• [WHAT YOU HAVE TO DO]
Format all the rows below as a numbered list, leaving out any blank lines.
* Begin ENTRIES PROVIDED *
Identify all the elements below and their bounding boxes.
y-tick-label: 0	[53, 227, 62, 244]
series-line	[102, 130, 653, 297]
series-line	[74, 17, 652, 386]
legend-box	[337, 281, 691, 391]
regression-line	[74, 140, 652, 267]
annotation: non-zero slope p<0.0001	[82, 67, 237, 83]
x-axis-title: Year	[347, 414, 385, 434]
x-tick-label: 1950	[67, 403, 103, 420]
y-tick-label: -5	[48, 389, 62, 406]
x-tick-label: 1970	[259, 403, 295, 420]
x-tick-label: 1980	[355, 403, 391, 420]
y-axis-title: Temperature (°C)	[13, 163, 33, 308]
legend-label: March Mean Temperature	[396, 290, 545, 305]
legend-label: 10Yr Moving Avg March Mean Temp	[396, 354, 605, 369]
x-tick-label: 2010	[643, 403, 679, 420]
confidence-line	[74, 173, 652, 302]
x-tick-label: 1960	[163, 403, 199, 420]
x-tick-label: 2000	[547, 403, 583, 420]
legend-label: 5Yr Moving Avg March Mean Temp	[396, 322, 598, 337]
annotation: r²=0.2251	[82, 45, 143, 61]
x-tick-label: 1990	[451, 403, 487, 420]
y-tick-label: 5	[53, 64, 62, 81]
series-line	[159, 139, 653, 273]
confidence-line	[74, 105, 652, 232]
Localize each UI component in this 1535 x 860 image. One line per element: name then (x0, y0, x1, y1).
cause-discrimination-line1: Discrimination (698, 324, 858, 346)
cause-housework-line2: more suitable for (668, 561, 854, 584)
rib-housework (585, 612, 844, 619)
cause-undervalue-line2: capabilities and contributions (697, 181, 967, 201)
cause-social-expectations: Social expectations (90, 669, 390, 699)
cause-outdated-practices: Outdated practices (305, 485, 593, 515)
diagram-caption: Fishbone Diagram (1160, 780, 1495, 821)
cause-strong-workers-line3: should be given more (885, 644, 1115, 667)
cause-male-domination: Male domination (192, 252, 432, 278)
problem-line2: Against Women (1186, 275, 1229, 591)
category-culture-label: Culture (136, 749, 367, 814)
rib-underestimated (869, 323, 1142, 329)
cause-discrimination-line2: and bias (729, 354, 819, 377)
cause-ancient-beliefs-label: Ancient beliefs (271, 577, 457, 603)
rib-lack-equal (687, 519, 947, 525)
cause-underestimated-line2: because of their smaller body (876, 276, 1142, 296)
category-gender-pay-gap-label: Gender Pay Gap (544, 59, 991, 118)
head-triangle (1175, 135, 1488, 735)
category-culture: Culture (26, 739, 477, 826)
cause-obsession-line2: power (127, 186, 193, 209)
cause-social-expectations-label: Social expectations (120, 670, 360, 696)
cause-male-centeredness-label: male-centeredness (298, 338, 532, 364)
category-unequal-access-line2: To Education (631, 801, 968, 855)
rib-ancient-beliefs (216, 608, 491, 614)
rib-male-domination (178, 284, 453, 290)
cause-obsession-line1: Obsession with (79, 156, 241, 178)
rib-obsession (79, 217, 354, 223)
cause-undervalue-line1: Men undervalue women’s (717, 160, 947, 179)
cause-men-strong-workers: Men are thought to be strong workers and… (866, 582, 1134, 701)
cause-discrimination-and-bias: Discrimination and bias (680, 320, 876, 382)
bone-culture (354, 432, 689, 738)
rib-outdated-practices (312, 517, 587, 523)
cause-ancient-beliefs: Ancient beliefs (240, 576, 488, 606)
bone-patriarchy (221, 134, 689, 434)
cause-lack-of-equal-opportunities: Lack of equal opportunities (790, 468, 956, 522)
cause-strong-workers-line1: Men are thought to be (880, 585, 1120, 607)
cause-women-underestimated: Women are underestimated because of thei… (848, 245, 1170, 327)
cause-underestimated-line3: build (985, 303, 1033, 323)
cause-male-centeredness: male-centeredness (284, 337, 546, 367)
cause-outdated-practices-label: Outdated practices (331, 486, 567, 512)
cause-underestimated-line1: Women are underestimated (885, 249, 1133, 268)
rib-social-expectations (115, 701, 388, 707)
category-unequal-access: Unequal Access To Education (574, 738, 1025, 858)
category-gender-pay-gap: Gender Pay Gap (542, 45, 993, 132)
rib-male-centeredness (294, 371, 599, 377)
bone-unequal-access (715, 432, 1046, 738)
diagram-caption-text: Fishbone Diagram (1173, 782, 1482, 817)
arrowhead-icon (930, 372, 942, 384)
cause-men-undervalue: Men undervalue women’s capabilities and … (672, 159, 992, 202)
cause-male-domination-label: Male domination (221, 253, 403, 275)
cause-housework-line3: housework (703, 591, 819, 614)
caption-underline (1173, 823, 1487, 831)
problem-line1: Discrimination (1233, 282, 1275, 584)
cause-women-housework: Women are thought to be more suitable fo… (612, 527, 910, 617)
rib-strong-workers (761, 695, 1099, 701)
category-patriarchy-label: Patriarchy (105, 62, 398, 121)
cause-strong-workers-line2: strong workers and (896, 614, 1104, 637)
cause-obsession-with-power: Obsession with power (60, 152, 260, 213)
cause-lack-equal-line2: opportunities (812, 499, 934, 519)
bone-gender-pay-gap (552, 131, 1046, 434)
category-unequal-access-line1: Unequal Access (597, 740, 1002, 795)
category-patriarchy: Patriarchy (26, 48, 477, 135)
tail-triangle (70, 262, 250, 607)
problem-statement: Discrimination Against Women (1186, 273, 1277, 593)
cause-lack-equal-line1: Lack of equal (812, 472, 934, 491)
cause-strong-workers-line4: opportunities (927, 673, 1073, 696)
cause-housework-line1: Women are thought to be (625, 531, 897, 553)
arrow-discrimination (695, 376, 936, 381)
* End ENTRIES PROVIDED *
• [EXPECTED ANSWER]
1. Identify all the elements below and their bounding boxes.
2. y-tick-label: 0	[53, 227, 62, 244]
3. series-line	[102, 130, 653, 297]
4. series-line	[74, 17, 652, 386]
5. legend-box	[337, 281, 691, 391]
6. regression-line	[74, 140, 652, 267]
7. annotation: non-zero slope p<0.0001	[82, 67, 237, 83]
8. x-axis-title: Year	[347, 414, 385, 434]
9. x-tick-label: 1950	[67, 403, 103, 420]
10. y-tick-label: -5	[48, 389, 62, 406]
11. x-tick-label: 1970	[259, 403, 295, 420]
12. x-tick-label: 1980	[355, 403, 391, 420]
13. y-axis-title: Temperature (°C)	[13, 163, 33, 308]
14. legend-label: March Mean Temperature	[396, 290, 545, 305]
15. legend-label: 10Yr Moving Avg March Mean Temp	[396, 354, 605, 369]
16. x-tick-label: 2010	[643, 403, 679, 420]
17. confidence-line	[74, 173, 652, 302]
18. x-tick-label: 1960	[163, 403, 199, 420]
19. x-tick-label: 2000	[547, 403, 583, 420]
20. legend-label: 5Yr Moving Avg March Mean Temp	[396, 322, 598, 337]
21. annotation: r²=0.2251	[82, 45, 143, 61]
22. x-tick-label: 1990	[451, 403, 487, 420]
23. y-tick-label: 5	[53, 64, 62, 81]
24. series-line	[159, 139, 653, 273]
25. confidence-line	[74, 105, 652, 232]
26. Localize each UI component in this 1535 x 860 image. One line per element: name then (x0, y0, x1, y1).
27. cause-discrimination-line1: Discrimination (698, 324, 858, 346)
28. cause-housework-line2: more suitable for (668, 561, 854, 584)
29. rib-housework (585, 612, 844, 619)
30. cause-undervalue-line2: capabilities and contributions (697, 181, 967, 201)
31. cause-social-expectations: Social expectations (90, 669, 390, 699)
32. cause-outdated-practices: Outdated practices (305, 485, 593, 515)
33. diagram-caption: Fishbone Diagram (1160, 780, 1495, 821)
34. cause-strong-workers-line3: should be given more (885, 644, 1115, 667)
35. cause-male-domination: Male domination (192, 252, 432, 278)
36. problem-line2: Against Women (1186, 275, 1229, 591)
37. category-culture-label: Culture (136, 749, 367, 814)
38. rib-underestimated (869, 323, 1142, 329)
39. cause-discrimination-line2: and bias (729, 354, 819, 377)
40. cause-ancient-beliefs-label: Ancient beliefs (271, 577, 457, 603)
41. rib-lack-equal (687, 519, 947, 525)
42. cause-underestimated-line2: because of their smaller body (876, 276, 1142, 296)
43. category-gender-pay-gap-label: Gender Pay Gap (544, 59, 991, 118)
44. head-triangle (1175, 135, 1488, 735)
45. category-culture: Culture (26, 739, 477, 826)
46. cause-obsession-line2: power (127, 186, 193, 209)
47. cause-social-expectations-label: Social expectations (120, 670, 360, 696)
48. cause-male-centeredness-label: male-centeredness (298, 338, 532, 364)
49. category-unequal-access-line2: To Education (631, 801, 968, 855)
50. rib-ancient-beliefs (216, 608, 491, 614)
51. rib-male-domination (178, 284, 453, 290)
52. cause-obsession-line1: Obsession with (79, 156, 241, 178)
53. rib-obsession (79, 217, 354, 223)
54. cause-undervalue-line1: Men undervalue women’s (717, 160, 947, 179)
55. cause-men-strong-workers: Men are thought to be strong workers and… (866, 582, 1134, 701)
56. cause-discrimination-and-bias: Discrimination and bias (680, 320, 876, 382)
57. bone-culture (354, 432, 689, 738)
58. rib-outdated-practices (312, 517, 587, 523)
59. cause-ancient-beliefs: Ancient beliefs (240, 576, 488, 606)
60. bone-patriarchy (221, 134, 689, 434)
61. cause-lack-of-equal-opportunities: Lack of equal opportunities (790, 468, 956, 522)
62. cause-strong-workers-line1: Men are thought to be (880, 585, 1120, 607)
63. cause-women-underestimated: Women are underestimated because of thei… (848, 245, 1170, 327)
64. cause-underestimated-line3: build (985, 303, 1033, 323)
65. cause-male-centeredness: male-centeredness (284, 337, 546, 367)
66. cause-outdated-practices-label: Outdated practices (331, 486, 567, 512)
67. cause-underestimated-line1: Women are underestimated (885, 249, 1133, 268)
68. rib-social-expectations (115, 701, 388, 707)
69. category-unequal-access: Unequal Access To Education (574, 738, 1025, 858)
70. category-gender-pay-gap: Gender Pay Gap (542, 45, 993, 132)
71. rib-male-centeredness (294, 371, 599, 377)
72. bone-unequal-access (715, 432, 1046, 738)
73. diagram-caption-text: Fishbone Diagram (1173, 782, 1482, 817)
74. arrowhead-icon (930, 372, 942, 384)
75. cause-men-undervalue: Men undervalue women’s capabilities and … (672, 159, 992, 202)
76. cause-male-domination-label: Male domination (221, 253, 403, 275)
77. cause-housework-line3: housework (703, 591, 819, 614)
78. caption-underline (1173, 823, 1487, 831)
79. problem-line1: Discrimination (1233, 282, 1275, 584)
80. cause-women-housework: Women are thought to be more suitable fo… (612, 527, 910, 617)
81. rib-strong-workers (761, 695, 1099, 701)
82. category-patriarchy-label: Patriarchy (105, 62, 398, 121)
83. cause-strong-workers-line2: strong workers and (896, 614, 1104, 637)
84. cause-obsession-with-power: Obsession with power (60, 152, 260, 213)
85. cause-lack-equal-line2: opportunities (812, 499, 934, 519)
86. bone-gender-pay-gap (552, 131, 1046, 434)
87. category-unequal-access-line1: Unequal Access (597, 740, 1002, 795)
88. category-patriarchy: Patriarchy (26, 48, 477, 135)
89. tail-triangle (70, 262, 250, 607)
90. problem-statement: Discrimination Against Women (1186, 273, 1277, 593)
91. cause-lack-equal-line1: Lack of equal (812, 472, 934, 491)
92. cause-strong-workers-line4: opportunities (927, 673, 1073, 696)
93. cause-housework-line1: Women are thought to be (625, 531, 897, 553)
94. arrow-discrimination (695, 376, 936, 381)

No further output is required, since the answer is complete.